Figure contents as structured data
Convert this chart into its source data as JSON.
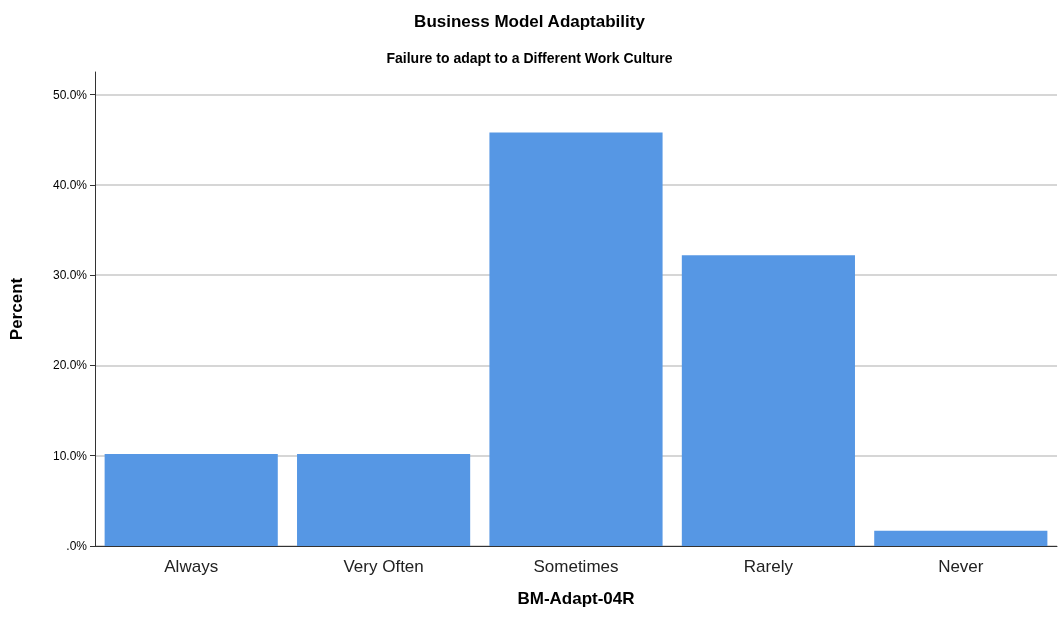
{
  "chart_data": {
    "type": "bar",
    "title": "Business Model Adaptability",
    "subtitle": "Failure to adapt to a Different Work Culture",
    "xlabel": "BM-Adapt-04R",
    "ylabel": "Percent",
    "categories": [
      "Always",
      "Very Often",
      "Sometimes",
      "Rarely",
      "Never"
    ],
    "values": [
      10.2,
      10.2,
      45.8,
      32.2,
      1.7
    ],
    "color": "#5697e4",
    "ylim": [
      0,
      52.5
    ],
    "yticks": [
      {
        "value": 0,
        "label": ".0%"
      },
      {
        "value": 10,
        "label": "10.0%"
      },
      {
        "value": 20,
        "label": "20.0%"
      },
      {
        "value": 30,
        "label": "30.0%"
      },
      {
        "value": 40,
        "label": "40.0%"
      },
      {
        "value": 50,
        "label": "50.0%"
      }
    ],
    "grid": "y"
  }
}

** What to produce **
Could you reproduce every record above exactly, leaving out the pictures?

** Task output **
Convert this chart into its source data as JSON.
{
  "chart_data": {
    "type": "bar",
    "title": "Business Model Adaptability",
    "subtitle": "Failure to adapt to a Different Work Culture",
    "xlabel": "BM-Adapt-04R",
    "ylabel": "Percent",
    "categories": [
      "Always",
      "Very Often",
      "Sometimes",
      "Rarely",
      "Never"
    ],
    "values": [
      10.2,
      10.2,
      45.8,
      32.2,
      1.7
    ],
    "color": "#5697e4",
    "ylim": [
      0,
      52.5
    ],
    "yticks": [
      {
        "value": 0,
        "label": ".0%"
      },
      {
        "value": 10,
        "label": "10.0%"
      },
      {
        "value": 20,
        "label": "20.0%"
      },
      {
        "value": 30,
        "label": "30.0%"
      },
      {
        "value": 40,
        "label": "40.0%"
      },
      {
        "value": 50,
        "label": "50.0%"
      }
    ],
    "grid": "y"
  }
}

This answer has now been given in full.